- [Goal]
Single out the lines of the material that contain "lights" and copy them.

- [Records]
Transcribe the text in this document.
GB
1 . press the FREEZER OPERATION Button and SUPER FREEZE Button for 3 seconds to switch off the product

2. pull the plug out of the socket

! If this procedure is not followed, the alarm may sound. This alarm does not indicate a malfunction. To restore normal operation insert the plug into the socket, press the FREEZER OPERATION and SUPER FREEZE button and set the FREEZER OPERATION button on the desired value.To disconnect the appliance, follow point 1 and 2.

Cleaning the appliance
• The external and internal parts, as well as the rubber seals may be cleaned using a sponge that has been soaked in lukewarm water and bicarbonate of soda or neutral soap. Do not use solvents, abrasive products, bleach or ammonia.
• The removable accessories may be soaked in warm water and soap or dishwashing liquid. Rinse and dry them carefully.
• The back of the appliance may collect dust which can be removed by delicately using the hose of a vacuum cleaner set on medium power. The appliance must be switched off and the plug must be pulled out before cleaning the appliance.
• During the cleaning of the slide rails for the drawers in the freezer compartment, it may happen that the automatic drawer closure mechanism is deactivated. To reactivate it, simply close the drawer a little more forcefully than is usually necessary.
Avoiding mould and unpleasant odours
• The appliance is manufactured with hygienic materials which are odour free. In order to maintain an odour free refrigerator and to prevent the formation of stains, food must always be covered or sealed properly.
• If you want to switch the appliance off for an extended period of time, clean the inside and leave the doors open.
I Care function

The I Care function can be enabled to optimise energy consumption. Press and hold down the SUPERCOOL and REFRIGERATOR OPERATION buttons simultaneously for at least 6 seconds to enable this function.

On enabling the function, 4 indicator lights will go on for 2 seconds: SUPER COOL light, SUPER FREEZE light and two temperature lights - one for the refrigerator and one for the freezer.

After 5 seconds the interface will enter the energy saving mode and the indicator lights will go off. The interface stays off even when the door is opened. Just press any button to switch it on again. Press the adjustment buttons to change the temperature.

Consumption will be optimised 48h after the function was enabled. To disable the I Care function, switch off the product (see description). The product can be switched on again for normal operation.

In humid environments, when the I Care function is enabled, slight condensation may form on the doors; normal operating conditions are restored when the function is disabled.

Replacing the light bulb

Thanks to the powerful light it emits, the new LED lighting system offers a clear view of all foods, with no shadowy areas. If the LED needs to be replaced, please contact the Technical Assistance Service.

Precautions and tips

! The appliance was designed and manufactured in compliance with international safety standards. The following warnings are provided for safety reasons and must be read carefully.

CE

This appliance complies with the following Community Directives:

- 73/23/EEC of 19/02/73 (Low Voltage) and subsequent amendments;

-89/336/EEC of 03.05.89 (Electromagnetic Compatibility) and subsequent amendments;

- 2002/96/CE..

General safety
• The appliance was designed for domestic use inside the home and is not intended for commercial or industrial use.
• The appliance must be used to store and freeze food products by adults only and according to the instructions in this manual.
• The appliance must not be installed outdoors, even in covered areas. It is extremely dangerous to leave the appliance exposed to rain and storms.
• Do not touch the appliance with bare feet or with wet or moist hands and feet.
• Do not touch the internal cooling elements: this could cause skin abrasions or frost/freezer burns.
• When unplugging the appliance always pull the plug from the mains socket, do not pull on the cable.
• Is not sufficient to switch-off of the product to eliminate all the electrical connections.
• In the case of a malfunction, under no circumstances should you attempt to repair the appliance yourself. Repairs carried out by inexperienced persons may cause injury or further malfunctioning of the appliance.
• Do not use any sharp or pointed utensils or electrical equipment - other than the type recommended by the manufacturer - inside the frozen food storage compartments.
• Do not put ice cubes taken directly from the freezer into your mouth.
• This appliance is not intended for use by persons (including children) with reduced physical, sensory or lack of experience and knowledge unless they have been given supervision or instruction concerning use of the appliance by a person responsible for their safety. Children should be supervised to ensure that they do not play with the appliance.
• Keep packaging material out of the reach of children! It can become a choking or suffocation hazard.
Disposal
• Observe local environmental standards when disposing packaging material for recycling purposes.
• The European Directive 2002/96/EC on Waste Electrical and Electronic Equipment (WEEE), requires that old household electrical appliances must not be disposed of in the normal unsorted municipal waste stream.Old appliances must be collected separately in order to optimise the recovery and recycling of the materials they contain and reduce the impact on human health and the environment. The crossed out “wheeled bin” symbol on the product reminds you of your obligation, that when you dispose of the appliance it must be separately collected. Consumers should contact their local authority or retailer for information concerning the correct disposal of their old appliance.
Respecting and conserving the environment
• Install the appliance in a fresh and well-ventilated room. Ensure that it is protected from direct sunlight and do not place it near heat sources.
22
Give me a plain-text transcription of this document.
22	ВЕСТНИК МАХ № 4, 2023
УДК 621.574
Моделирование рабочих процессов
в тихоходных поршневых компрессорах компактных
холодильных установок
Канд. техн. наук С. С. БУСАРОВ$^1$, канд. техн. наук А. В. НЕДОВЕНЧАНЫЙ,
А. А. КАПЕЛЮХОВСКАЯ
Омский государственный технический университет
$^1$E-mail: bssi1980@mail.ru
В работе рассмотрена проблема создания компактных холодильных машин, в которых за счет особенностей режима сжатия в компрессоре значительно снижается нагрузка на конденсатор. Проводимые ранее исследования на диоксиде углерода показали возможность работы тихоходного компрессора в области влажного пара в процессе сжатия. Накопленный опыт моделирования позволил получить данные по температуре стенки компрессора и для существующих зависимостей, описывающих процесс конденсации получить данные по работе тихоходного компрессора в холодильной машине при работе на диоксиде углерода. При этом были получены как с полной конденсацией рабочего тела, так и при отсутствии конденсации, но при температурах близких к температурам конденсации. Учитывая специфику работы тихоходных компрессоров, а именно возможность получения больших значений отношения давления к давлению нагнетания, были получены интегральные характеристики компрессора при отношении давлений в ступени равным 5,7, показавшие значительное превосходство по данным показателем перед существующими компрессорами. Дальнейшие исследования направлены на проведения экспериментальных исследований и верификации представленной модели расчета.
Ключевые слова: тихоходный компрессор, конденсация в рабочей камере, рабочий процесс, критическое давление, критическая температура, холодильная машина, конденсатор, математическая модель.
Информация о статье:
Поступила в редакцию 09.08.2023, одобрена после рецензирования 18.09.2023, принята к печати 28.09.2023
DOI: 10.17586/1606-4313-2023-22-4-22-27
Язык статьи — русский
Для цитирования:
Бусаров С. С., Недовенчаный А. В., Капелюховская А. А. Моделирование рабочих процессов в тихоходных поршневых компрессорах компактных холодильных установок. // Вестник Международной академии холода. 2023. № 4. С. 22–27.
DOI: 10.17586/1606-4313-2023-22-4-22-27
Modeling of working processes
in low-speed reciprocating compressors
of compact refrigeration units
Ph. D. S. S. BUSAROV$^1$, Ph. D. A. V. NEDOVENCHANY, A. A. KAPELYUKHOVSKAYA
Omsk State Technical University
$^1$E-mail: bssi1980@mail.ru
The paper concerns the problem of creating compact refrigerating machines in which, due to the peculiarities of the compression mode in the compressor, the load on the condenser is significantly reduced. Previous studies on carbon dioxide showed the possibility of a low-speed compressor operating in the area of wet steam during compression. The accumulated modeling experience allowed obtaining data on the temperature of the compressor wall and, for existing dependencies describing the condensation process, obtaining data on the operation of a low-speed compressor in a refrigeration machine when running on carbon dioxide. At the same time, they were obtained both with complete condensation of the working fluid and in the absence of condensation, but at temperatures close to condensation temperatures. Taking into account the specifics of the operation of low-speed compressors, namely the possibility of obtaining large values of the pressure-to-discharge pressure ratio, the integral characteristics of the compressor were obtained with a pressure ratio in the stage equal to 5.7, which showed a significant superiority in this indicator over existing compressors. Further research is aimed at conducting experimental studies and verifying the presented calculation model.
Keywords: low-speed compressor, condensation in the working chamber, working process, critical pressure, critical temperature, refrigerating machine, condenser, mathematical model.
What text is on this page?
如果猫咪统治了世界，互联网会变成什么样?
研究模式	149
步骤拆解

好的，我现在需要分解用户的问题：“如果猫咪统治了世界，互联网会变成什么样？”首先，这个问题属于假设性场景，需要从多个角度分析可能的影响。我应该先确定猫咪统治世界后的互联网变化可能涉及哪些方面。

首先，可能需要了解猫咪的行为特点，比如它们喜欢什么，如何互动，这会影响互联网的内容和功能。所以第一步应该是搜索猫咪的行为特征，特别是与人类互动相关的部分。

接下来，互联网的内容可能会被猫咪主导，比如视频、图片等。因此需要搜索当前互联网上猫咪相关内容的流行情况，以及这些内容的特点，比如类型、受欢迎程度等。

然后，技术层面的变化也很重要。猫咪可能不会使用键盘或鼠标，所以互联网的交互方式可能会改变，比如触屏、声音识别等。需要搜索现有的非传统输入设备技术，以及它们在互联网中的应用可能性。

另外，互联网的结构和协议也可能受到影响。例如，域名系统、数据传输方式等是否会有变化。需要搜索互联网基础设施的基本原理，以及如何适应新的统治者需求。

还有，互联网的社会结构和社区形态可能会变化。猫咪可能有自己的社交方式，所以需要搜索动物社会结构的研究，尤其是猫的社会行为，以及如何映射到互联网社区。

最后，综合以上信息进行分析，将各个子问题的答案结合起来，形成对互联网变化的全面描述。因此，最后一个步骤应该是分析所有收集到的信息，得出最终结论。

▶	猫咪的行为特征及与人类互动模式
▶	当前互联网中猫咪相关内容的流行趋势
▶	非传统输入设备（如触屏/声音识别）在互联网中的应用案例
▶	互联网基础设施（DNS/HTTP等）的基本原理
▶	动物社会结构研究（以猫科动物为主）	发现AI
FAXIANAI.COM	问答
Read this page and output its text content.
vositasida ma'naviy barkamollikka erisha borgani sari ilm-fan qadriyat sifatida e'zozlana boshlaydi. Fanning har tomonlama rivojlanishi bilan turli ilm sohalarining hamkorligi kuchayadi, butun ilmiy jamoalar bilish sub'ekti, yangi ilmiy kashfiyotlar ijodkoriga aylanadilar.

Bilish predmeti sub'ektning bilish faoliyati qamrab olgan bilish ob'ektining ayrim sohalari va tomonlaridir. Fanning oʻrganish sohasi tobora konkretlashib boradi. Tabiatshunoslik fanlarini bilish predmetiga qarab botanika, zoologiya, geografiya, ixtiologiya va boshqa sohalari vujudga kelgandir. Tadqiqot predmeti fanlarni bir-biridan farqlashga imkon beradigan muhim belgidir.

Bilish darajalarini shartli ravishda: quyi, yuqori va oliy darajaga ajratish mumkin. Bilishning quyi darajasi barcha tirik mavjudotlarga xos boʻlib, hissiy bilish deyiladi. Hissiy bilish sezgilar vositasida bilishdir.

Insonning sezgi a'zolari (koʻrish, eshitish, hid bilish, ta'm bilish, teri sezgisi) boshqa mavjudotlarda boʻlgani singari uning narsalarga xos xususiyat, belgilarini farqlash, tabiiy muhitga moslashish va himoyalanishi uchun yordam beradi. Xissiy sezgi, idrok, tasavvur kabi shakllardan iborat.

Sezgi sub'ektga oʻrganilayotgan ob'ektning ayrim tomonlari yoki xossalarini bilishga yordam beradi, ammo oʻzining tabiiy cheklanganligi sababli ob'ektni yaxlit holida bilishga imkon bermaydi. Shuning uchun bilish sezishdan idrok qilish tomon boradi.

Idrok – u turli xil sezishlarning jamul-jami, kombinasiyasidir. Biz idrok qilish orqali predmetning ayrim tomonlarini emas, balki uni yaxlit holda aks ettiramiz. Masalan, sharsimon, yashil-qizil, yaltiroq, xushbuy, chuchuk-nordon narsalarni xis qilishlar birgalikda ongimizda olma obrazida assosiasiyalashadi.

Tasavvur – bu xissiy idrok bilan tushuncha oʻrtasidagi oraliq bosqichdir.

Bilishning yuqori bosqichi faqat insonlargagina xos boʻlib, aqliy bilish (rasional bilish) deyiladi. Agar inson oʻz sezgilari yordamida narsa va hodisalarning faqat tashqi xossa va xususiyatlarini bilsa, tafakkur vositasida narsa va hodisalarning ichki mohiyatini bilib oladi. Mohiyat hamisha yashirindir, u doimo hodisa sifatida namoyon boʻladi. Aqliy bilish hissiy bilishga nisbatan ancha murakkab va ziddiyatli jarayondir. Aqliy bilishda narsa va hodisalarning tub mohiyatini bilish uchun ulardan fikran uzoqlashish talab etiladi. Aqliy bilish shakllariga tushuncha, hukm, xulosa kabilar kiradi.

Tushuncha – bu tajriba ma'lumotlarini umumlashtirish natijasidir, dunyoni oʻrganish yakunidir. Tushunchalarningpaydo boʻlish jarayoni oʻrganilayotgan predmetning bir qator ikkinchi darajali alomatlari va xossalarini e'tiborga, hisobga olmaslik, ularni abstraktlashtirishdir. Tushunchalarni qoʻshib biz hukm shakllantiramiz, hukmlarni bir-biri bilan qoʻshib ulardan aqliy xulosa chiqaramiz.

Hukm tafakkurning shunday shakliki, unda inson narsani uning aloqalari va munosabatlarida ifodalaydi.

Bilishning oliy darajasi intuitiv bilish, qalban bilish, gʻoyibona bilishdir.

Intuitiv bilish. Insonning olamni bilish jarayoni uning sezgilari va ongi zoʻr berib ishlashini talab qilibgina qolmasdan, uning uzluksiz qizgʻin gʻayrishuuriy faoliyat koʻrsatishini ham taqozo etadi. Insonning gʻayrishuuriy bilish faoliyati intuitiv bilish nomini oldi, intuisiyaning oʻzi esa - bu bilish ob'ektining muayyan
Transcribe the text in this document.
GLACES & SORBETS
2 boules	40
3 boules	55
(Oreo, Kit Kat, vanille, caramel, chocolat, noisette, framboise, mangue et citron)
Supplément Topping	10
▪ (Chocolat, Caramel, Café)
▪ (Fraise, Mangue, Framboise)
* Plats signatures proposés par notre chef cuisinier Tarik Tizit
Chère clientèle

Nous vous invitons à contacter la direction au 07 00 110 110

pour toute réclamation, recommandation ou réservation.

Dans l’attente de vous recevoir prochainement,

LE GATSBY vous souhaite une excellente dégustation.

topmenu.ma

- [Right answer]
On enabling the function, 4 indicator lights will go on for 2 seconds: SUPER COOL light, SUPER FREEZE light and two temperature lights - one for the refrigerator and one for the freezer.
After 5 seconds the interface will enter the energy saving mode and the indicator lights will go off. The interface stays off even when the door is opened. Just press any button to switch it on again. Press the adjustment buttons to change the temperature.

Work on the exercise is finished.